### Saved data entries
════
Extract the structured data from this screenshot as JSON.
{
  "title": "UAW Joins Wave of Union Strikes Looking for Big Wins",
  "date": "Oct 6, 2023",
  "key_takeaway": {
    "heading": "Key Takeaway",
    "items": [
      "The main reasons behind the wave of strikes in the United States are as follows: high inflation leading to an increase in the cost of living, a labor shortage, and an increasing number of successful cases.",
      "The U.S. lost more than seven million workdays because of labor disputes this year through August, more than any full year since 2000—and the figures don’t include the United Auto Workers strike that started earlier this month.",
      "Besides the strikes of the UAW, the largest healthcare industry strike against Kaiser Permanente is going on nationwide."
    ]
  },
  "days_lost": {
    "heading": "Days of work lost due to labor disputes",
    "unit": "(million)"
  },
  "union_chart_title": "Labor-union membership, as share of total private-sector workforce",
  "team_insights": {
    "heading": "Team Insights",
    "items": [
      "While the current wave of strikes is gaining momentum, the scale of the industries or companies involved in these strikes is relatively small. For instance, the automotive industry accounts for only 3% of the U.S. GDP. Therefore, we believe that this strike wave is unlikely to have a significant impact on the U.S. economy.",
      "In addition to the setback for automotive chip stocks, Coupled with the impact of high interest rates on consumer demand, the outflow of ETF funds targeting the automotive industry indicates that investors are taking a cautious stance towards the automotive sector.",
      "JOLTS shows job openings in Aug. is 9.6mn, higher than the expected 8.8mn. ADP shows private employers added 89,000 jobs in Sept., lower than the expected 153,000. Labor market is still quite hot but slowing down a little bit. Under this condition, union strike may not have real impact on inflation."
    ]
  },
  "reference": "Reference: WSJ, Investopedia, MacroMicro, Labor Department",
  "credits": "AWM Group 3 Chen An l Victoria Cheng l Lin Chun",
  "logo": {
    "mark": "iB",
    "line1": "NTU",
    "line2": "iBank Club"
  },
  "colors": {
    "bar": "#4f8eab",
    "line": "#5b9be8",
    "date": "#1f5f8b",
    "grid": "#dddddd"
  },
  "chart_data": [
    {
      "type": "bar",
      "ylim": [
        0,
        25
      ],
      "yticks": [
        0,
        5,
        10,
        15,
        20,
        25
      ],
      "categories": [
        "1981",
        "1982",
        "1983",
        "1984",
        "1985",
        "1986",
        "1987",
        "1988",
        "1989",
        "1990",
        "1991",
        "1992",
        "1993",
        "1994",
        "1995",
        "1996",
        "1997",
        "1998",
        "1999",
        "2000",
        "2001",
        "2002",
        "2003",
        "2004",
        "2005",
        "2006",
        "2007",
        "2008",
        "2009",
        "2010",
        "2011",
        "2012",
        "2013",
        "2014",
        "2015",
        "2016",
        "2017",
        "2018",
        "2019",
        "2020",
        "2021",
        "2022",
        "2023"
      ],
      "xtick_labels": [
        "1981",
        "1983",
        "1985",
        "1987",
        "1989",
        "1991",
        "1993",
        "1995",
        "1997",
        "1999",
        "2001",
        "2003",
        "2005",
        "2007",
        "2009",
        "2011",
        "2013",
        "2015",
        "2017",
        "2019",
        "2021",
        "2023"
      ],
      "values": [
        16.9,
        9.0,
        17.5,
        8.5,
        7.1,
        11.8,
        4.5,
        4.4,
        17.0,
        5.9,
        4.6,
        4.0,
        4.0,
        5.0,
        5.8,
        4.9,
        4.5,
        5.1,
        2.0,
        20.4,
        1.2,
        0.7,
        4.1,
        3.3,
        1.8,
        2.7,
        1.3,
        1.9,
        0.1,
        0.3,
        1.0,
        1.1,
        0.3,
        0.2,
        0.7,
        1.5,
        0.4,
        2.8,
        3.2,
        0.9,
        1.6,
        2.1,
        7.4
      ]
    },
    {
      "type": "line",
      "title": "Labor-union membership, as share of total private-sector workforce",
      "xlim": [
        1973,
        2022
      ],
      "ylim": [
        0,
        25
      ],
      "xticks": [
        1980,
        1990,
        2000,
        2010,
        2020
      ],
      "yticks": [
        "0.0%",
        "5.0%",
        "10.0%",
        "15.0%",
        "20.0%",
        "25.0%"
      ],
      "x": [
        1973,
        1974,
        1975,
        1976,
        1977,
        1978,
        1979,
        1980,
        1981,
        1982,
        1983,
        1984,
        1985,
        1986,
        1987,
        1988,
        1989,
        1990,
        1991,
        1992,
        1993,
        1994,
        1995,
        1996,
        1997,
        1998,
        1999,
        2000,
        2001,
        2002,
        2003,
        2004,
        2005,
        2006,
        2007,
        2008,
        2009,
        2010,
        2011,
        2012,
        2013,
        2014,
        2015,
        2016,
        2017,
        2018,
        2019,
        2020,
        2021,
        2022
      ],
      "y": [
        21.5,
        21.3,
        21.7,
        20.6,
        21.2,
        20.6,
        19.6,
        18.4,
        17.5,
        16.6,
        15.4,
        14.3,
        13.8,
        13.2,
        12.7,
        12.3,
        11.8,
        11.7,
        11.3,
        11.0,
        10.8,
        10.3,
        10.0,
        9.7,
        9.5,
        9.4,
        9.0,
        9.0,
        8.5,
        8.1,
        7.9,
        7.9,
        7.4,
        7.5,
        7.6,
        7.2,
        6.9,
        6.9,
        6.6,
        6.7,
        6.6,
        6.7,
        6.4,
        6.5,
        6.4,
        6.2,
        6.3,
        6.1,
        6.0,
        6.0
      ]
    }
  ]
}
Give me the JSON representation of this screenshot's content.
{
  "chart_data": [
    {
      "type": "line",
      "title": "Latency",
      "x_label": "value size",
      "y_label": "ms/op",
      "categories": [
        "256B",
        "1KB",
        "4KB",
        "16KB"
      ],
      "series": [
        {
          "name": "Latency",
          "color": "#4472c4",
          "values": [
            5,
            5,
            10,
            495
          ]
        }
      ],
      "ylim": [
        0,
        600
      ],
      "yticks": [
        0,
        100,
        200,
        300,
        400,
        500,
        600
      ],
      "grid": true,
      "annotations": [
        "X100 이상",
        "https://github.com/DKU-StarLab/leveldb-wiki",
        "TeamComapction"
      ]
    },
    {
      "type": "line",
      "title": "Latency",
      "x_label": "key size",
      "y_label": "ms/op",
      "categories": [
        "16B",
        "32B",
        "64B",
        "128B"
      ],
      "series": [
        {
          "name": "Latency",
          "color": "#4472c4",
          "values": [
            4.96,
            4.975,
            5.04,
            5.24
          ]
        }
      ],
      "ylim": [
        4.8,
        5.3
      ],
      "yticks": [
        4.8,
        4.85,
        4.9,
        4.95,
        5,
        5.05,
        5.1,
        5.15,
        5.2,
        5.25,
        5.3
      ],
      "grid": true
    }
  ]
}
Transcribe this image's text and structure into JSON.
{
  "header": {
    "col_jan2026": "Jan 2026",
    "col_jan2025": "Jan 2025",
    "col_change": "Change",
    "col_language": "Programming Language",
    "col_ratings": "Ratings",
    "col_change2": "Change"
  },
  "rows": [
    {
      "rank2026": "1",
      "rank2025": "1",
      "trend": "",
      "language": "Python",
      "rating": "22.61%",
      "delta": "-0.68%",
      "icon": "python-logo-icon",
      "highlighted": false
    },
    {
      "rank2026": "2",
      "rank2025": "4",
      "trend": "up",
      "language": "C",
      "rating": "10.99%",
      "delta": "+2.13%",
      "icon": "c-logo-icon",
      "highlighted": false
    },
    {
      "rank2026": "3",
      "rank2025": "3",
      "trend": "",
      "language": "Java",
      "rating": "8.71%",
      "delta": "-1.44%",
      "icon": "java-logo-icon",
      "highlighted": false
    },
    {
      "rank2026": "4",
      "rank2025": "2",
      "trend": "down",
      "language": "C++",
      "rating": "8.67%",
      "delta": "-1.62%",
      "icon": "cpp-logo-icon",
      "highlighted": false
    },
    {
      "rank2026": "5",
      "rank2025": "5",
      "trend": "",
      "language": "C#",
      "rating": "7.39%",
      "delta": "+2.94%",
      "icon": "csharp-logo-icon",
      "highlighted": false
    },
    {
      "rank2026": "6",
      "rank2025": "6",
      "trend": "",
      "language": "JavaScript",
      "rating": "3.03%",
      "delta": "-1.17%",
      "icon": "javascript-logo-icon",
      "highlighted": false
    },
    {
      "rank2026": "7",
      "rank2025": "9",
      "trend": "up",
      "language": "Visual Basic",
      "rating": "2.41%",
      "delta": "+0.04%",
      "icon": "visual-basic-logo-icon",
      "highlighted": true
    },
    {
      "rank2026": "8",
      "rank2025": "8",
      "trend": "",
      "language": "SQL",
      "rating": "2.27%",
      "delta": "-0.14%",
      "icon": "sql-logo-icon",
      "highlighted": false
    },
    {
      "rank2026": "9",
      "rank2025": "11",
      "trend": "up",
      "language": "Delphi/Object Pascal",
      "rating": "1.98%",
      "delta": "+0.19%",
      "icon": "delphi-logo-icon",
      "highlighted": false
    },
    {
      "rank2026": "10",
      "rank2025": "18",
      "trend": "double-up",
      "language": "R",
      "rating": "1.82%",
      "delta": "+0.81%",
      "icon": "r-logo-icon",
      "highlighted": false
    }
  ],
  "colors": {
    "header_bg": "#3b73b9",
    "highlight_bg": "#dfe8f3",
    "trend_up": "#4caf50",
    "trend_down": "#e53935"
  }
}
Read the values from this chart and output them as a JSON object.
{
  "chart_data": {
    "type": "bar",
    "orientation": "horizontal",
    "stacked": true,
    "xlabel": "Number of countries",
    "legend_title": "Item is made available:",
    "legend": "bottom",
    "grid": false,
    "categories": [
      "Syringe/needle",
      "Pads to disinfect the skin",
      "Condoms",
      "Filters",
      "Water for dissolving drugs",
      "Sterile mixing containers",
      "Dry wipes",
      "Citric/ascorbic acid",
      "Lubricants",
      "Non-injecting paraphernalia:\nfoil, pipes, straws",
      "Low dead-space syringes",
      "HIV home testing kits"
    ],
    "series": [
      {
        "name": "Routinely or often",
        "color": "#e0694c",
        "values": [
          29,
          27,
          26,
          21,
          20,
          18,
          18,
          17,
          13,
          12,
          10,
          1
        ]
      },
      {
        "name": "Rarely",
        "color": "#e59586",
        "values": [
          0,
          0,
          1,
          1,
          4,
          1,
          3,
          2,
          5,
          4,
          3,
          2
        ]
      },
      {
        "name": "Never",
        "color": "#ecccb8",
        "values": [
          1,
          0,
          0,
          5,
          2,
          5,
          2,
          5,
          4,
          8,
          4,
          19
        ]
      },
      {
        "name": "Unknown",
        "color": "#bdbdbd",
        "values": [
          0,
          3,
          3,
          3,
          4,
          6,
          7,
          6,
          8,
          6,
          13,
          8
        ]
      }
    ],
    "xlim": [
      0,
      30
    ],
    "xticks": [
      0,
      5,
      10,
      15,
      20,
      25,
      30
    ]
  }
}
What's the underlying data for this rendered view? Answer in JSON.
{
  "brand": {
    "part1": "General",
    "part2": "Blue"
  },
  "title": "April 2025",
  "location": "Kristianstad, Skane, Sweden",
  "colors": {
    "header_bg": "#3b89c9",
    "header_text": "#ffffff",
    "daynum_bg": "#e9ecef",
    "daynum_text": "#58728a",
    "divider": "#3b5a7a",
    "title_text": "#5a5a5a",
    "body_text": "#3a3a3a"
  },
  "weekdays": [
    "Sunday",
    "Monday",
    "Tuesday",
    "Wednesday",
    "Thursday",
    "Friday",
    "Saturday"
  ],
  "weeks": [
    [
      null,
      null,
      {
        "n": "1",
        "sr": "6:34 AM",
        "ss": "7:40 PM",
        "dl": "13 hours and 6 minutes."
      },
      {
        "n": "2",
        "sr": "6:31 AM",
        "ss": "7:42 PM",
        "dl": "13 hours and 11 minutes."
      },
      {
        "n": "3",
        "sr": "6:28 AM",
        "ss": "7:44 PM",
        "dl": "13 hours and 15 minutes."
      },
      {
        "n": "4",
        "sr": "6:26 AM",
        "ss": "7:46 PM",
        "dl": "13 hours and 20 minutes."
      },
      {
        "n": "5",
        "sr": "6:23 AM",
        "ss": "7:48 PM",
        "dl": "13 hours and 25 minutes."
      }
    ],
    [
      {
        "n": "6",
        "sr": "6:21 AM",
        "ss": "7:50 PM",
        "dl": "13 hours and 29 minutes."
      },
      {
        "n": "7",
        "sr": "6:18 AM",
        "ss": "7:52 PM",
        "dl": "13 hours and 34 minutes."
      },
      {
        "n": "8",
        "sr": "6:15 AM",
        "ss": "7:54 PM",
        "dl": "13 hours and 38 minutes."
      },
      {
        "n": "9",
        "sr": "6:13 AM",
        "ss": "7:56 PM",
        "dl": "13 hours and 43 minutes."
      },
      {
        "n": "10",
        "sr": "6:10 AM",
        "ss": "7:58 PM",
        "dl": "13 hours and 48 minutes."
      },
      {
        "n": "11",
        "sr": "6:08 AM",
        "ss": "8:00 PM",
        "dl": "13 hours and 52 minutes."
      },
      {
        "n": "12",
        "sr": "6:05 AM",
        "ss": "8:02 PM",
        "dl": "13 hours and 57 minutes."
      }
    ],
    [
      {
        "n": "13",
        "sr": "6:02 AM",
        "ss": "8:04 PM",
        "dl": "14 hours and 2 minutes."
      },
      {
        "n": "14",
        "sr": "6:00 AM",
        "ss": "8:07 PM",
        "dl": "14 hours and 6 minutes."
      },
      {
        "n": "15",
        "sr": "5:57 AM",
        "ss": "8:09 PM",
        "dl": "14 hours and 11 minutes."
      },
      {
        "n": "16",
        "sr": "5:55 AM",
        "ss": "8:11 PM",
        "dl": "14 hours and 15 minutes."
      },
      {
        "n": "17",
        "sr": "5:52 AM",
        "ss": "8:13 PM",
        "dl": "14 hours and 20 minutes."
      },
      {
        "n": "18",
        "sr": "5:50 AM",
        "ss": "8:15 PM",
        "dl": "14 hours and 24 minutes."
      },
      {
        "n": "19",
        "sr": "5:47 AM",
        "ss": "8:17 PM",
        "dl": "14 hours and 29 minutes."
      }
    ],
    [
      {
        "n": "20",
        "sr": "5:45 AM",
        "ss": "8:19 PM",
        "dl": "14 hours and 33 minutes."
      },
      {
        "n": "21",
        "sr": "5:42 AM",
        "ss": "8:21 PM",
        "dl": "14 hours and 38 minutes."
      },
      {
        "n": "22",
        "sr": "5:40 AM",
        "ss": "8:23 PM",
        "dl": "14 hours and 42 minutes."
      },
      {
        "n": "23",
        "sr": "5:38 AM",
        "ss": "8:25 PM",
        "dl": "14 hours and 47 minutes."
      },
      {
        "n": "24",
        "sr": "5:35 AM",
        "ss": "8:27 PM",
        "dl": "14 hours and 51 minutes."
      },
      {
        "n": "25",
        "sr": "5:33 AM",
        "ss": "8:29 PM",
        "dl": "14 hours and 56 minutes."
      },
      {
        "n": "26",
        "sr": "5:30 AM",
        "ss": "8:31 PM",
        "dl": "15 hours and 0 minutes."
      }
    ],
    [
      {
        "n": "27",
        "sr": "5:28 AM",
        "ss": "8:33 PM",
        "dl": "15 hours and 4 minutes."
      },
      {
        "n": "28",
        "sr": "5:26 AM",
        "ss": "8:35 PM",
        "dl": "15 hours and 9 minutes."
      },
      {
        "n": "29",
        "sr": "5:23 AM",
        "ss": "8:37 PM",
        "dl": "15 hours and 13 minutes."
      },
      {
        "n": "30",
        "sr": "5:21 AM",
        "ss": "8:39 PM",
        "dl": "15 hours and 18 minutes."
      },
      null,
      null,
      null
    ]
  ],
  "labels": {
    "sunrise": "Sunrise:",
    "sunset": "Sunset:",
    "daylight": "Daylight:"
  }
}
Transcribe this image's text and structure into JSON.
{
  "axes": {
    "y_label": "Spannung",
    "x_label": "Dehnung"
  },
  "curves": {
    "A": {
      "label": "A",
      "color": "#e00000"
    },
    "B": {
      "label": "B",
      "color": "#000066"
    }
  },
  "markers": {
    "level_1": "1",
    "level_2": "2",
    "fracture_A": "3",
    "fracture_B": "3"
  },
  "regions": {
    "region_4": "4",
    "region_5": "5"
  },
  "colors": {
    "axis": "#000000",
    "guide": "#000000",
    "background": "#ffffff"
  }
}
════
### Task statement
Find the word "ffffff" in the data and copy out each line where it turns up.

### Problem solution
    "header_text": "#ffffff",
    "background": "#ffffff"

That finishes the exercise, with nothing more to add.